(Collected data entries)
● ● ● ● ●
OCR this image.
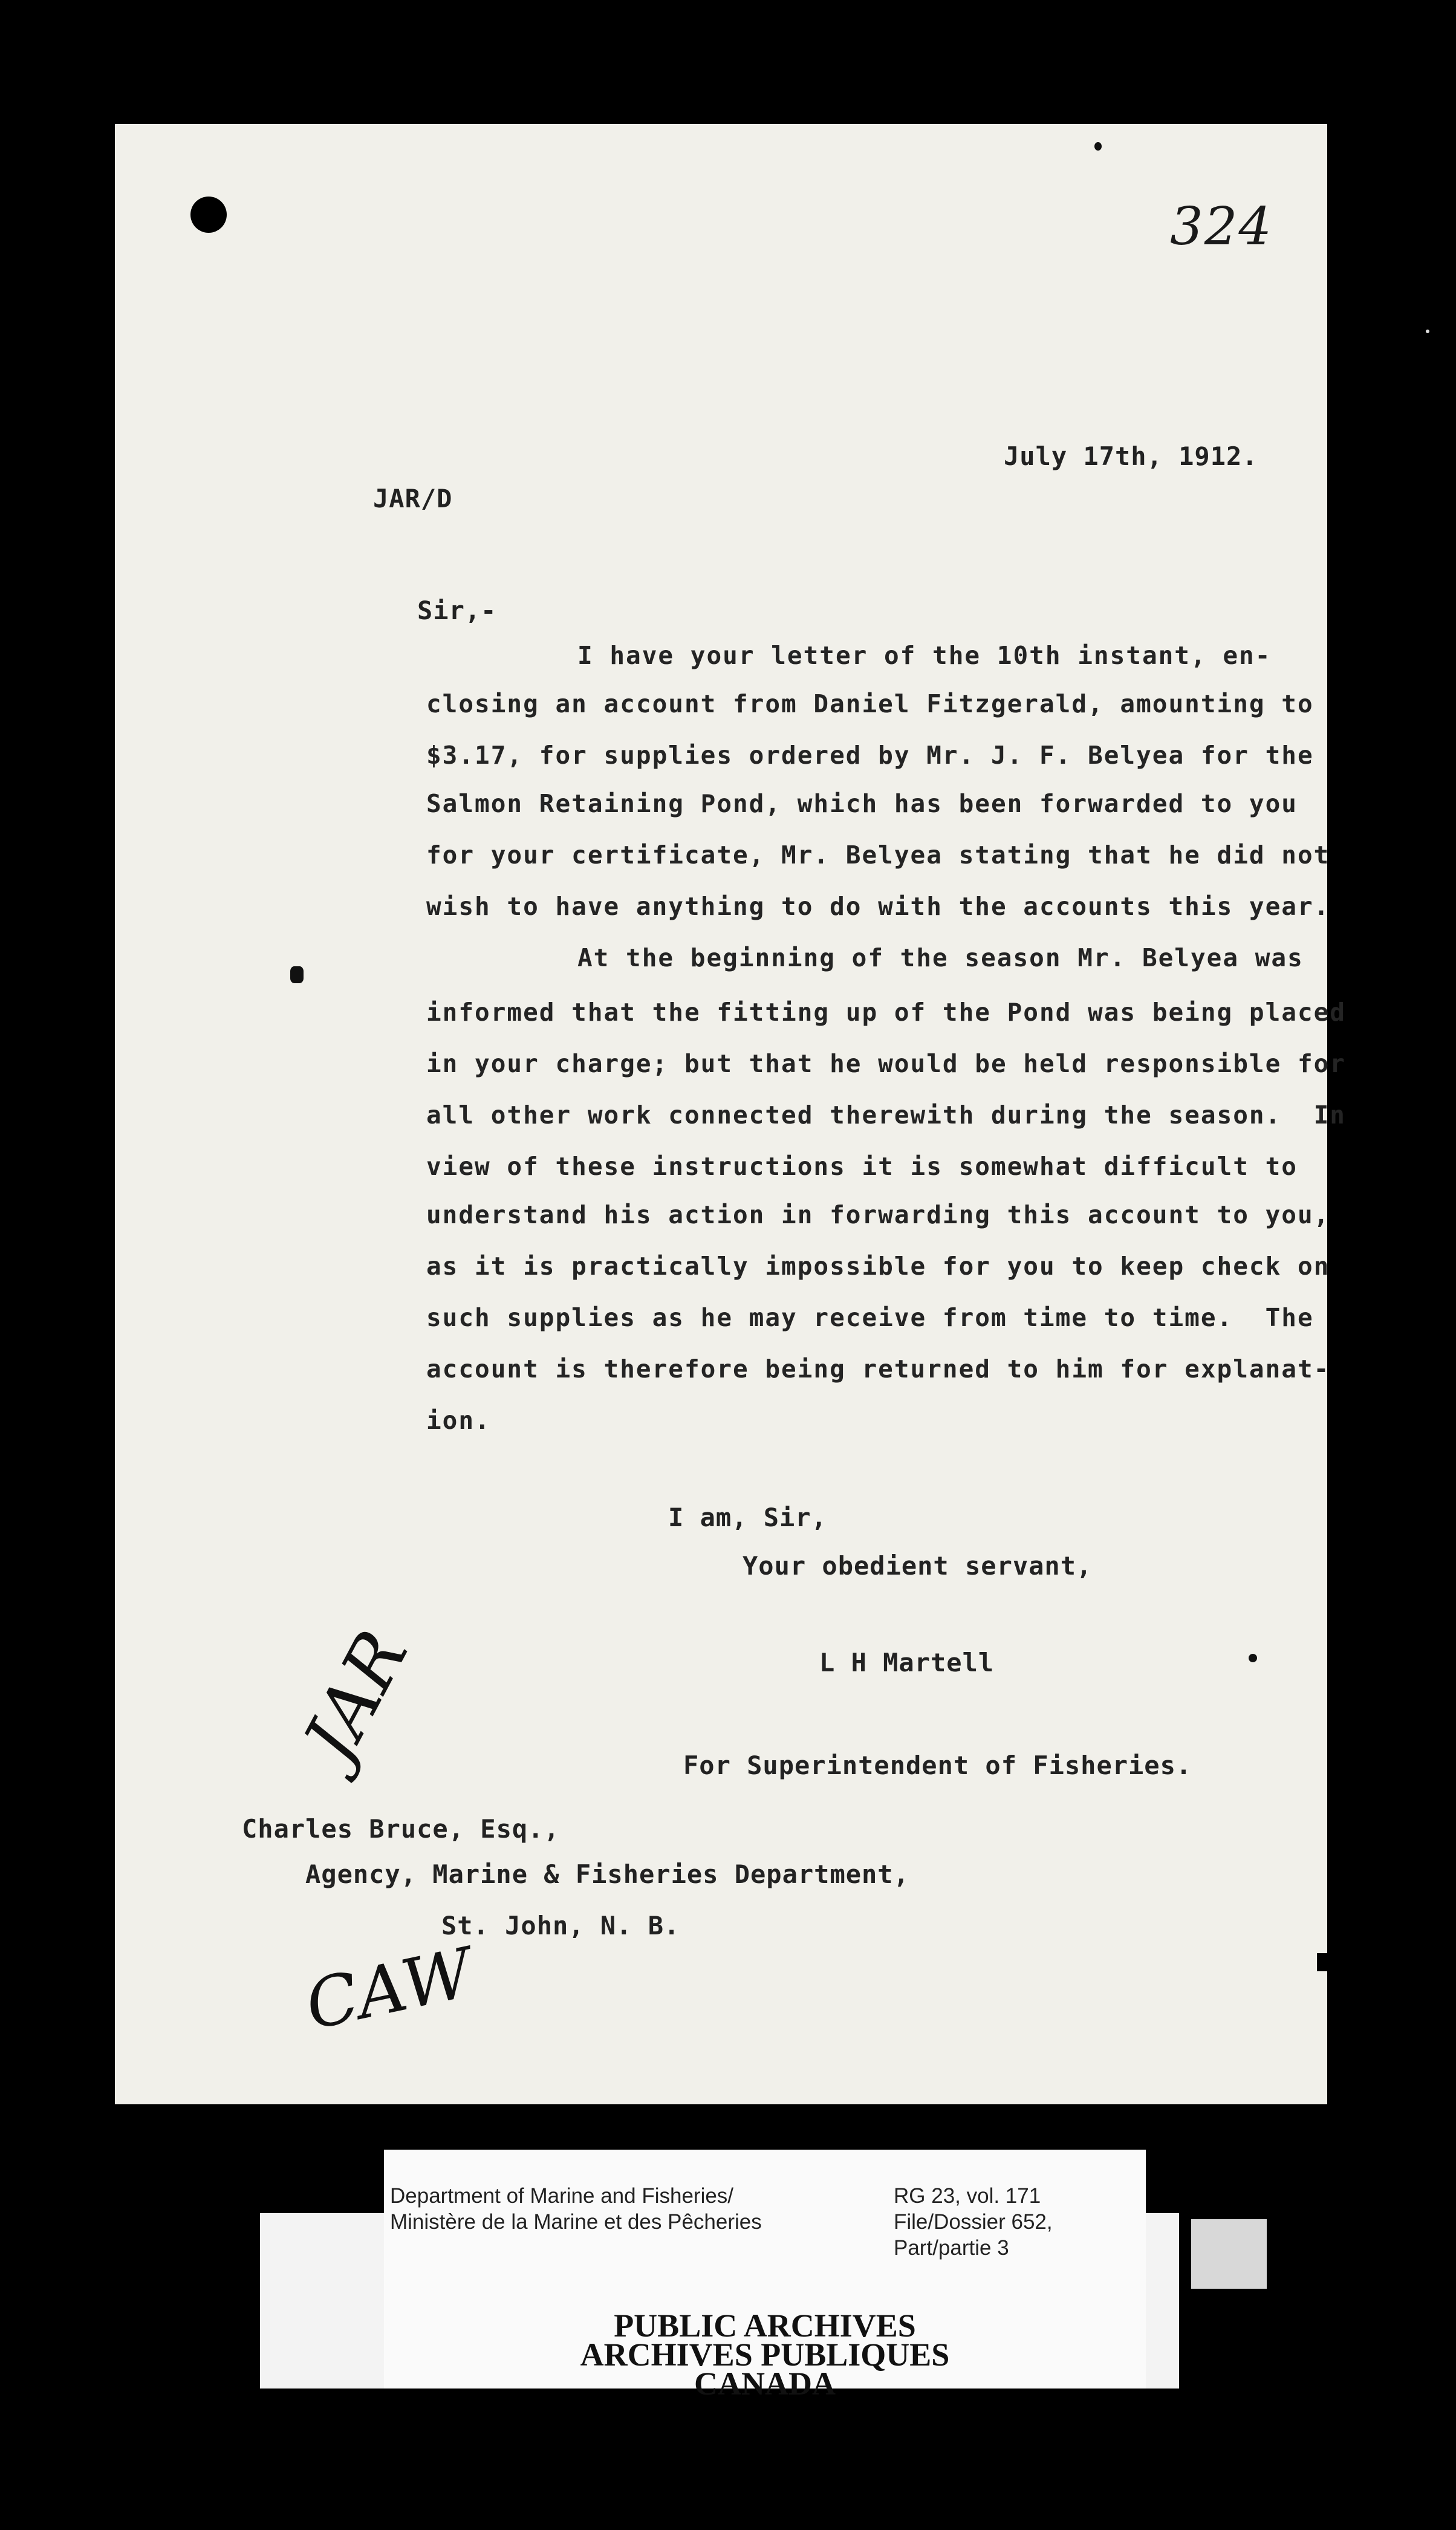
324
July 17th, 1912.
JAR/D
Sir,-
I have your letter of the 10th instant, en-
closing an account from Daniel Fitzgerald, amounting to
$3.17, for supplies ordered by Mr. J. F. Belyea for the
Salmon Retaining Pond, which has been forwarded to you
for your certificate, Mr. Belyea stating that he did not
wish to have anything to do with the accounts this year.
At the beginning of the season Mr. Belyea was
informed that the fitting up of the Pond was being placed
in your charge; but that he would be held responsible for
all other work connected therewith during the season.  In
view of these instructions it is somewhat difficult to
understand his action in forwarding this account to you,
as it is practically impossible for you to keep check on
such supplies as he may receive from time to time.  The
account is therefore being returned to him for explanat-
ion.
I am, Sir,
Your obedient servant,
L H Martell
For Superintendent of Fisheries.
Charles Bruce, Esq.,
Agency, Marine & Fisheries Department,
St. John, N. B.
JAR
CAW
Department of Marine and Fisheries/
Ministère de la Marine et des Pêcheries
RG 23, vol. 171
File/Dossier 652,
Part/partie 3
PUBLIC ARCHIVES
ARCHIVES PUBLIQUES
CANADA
● ● ● ● ●
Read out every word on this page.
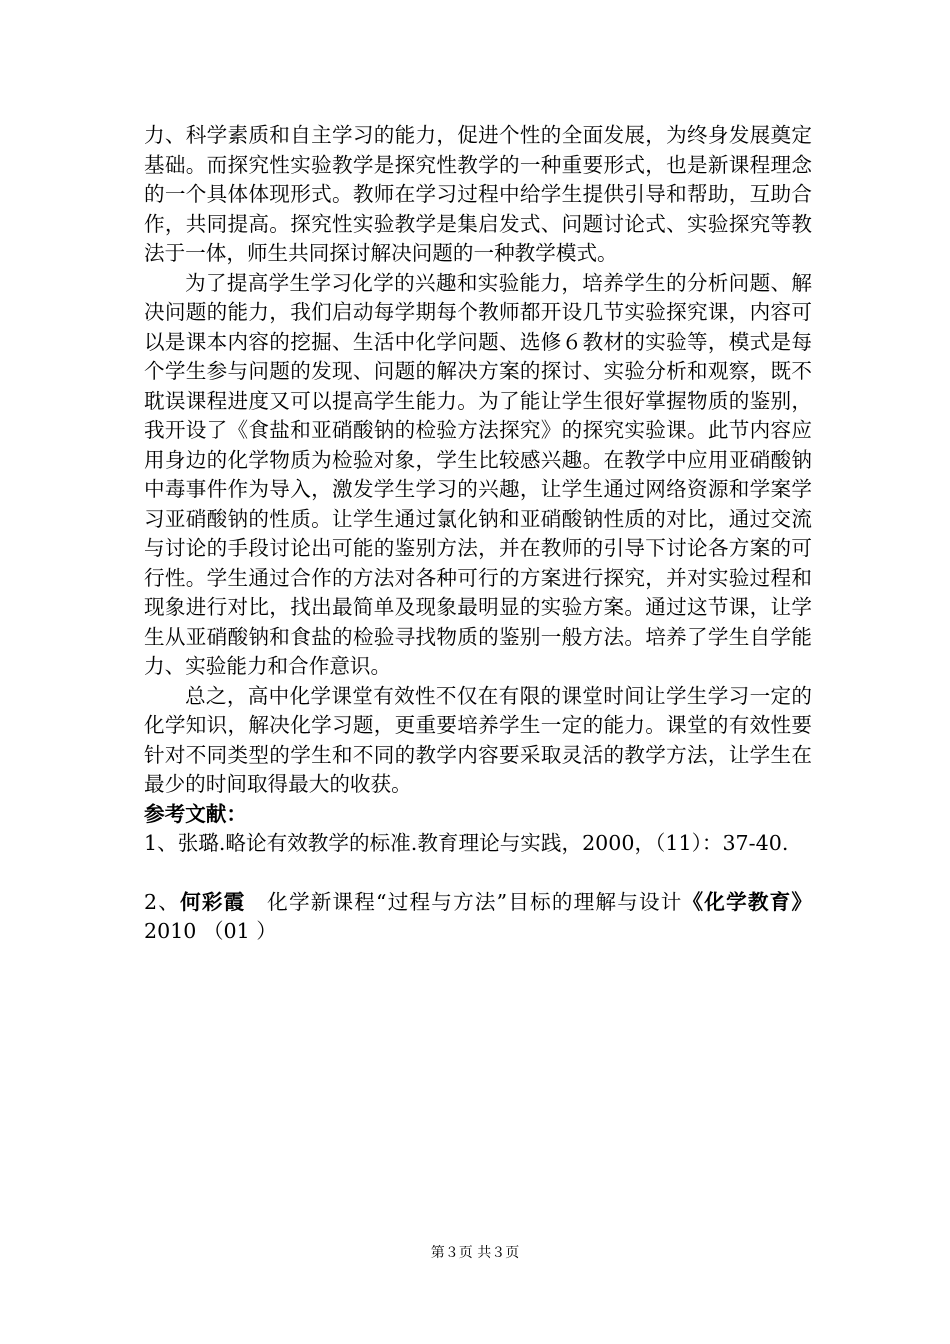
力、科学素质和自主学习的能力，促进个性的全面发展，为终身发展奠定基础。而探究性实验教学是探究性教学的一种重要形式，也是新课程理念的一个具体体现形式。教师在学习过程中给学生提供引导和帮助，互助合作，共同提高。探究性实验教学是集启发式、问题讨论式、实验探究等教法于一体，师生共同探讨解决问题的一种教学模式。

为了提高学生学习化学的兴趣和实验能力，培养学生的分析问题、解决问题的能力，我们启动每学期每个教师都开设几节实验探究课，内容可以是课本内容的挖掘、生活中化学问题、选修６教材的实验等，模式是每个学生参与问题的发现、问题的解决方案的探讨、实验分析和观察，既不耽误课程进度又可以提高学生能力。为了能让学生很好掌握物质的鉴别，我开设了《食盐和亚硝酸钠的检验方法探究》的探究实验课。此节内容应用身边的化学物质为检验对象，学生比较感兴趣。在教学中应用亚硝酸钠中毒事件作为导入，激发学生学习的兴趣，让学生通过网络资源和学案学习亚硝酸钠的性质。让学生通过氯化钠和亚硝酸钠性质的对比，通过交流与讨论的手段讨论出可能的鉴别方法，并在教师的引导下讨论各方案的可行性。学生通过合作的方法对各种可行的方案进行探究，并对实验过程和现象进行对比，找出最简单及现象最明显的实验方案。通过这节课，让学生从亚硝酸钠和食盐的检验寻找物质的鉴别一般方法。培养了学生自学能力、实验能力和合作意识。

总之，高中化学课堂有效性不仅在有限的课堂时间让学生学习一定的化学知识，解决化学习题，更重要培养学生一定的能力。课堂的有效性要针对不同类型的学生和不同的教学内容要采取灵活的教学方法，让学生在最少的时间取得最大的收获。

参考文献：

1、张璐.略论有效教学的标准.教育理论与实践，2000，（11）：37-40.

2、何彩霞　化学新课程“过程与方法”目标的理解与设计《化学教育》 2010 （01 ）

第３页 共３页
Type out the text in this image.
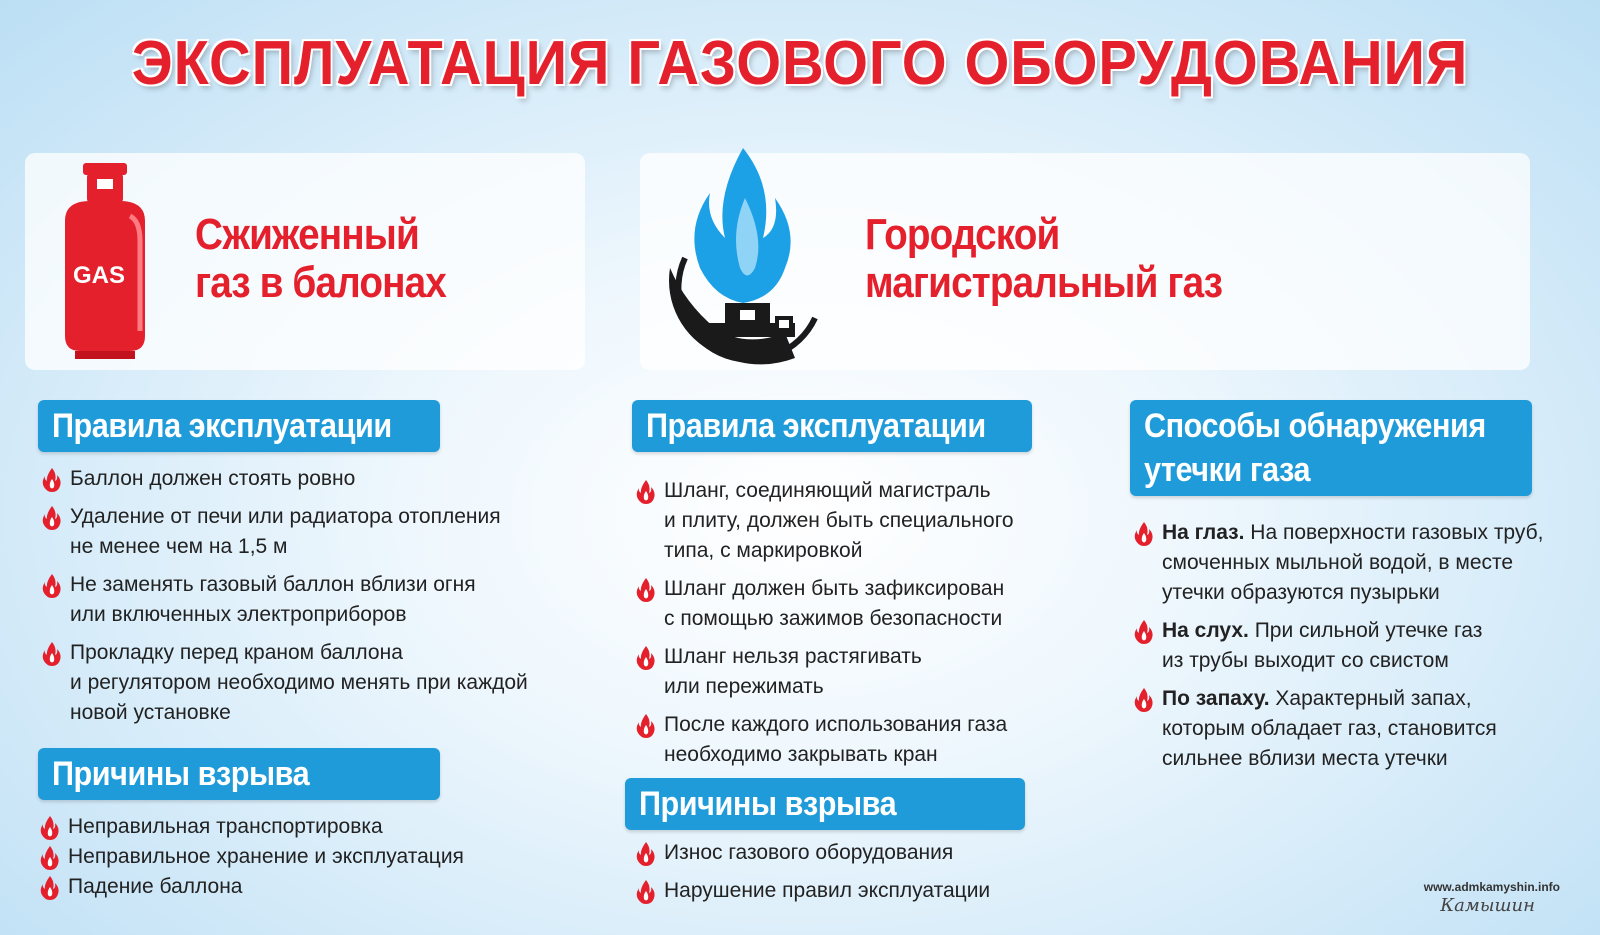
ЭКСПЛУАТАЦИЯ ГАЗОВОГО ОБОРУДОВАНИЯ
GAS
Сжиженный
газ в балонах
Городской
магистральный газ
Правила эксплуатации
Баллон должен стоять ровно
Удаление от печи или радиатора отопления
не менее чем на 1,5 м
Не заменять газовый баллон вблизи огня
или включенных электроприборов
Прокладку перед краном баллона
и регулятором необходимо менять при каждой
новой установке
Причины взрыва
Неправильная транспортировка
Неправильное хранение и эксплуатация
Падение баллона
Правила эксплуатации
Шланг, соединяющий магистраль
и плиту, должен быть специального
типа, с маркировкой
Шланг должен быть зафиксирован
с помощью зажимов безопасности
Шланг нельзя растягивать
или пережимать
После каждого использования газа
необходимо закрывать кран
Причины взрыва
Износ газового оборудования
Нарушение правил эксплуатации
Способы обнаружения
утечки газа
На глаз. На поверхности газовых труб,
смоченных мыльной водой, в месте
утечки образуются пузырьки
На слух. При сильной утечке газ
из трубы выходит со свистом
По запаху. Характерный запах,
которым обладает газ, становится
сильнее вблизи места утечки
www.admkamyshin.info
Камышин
● ● ● ● ●
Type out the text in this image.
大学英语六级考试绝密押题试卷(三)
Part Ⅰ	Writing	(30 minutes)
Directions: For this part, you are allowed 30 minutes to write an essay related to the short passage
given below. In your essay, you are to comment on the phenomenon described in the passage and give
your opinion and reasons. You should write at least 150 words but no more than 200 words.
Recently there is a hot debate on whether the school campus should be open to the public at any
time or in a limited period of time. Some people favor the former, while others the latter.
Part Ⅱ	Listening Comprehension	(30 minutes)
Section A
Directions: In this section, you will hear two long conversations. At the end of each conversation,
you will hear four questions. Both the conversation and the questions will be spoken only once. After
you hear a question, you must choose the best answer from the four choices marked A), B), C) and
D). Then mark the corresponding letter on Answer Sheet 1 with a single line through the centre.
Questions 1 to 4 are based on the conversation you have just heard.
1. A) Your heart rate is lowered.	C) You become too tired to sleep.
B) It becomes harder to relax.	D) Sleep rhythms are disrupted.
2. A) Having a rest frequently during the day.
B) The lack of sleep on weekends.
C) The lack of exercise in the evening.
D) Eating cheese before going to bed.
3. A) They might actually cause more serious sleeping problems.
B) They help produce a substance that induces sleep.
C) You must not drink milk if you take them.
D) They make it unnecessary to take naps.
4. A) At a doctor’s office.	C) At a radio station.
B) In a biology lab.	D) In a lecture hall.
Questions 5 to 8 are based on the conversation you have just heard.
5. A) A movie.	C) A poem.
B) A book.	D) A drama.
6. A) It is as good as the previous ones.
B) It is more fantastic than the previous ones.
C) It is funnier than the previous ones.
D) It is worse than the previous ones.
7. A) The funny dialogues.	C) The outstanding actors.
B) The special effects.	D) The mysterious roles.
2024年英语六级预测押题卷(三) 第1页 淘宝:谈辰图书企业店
● ● ● ● ●
• Stated exercise
From the entries above, copy every line containing the word "during".

• Result of this exercise
all other work connected therewith during the season.  In
2. A) Having a rest frequently during the day.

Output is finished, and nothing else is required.